=== Data entries ===

════════

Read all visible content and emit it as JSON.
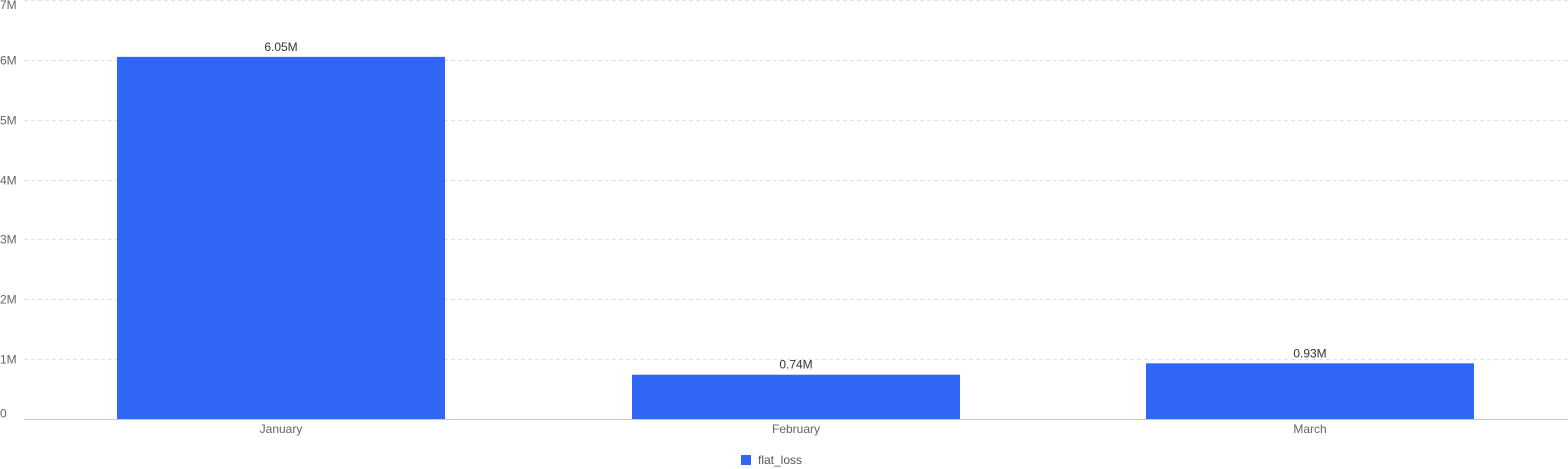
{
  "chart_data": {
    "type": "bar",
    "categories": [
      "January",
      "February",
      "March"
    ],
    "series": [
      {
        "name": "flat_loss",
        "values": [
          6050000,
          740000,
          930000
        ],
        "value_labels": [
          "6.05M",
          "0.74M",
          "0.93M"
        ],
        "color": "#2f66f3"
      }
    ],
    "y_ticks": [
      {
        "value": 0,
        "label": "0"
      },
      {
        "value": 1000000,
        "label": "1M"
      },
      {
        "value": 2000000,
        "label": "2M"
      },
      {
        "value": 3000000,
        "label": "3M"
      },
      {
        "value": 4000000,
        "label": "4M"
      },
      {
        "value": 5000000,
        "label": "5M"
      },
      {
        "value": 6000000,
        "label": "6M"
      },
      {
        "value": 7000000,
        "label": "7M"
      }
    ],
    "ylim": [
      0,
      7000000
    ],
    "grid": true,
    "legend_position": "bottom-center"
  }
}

════════

=== Required work ===
Copy the records exactly. Skip the pictures.

=== Solution to the exercise ===
Read all visible content and emit it as JSON.
{
  "chart_data": {
    "type": "bar",
    "categories": [
      "January",
      "February",
      "March"
    ],
    "series": [
      {
        "name": "flat_loss",
        "values": [
          6050000,
          740000,
          930000
        ],
        "value_labels": [
          "6.05M",
          "0.74M",
          "0.93M"
        ],
        "color": "#2f66f3"
      }
    ],
    "y_ticks": [
      {
        "value": 0,
        "label": "0"
      },
      {
        "value": 1000000,
        "label": "1M"
      },
      {
        "value": 2000000,
        "label": "2M"
      },
      {
        "value": 3000000,
        "label": "3M"
      },
      {
        "value": 4000000,
        "label": "4M"
      },
      {
        "value": 5000000,
        "label": "5M"
      },
      {
        "value": 6000000,
        "label": "6M"
      },
      {
        "value": 7000000,
        "label": "7M"
      }
    ],
    "ylim": [
      0,
      7000000
    ],
    "grid": true,
    "legend_position": "bottom-center"
  }
}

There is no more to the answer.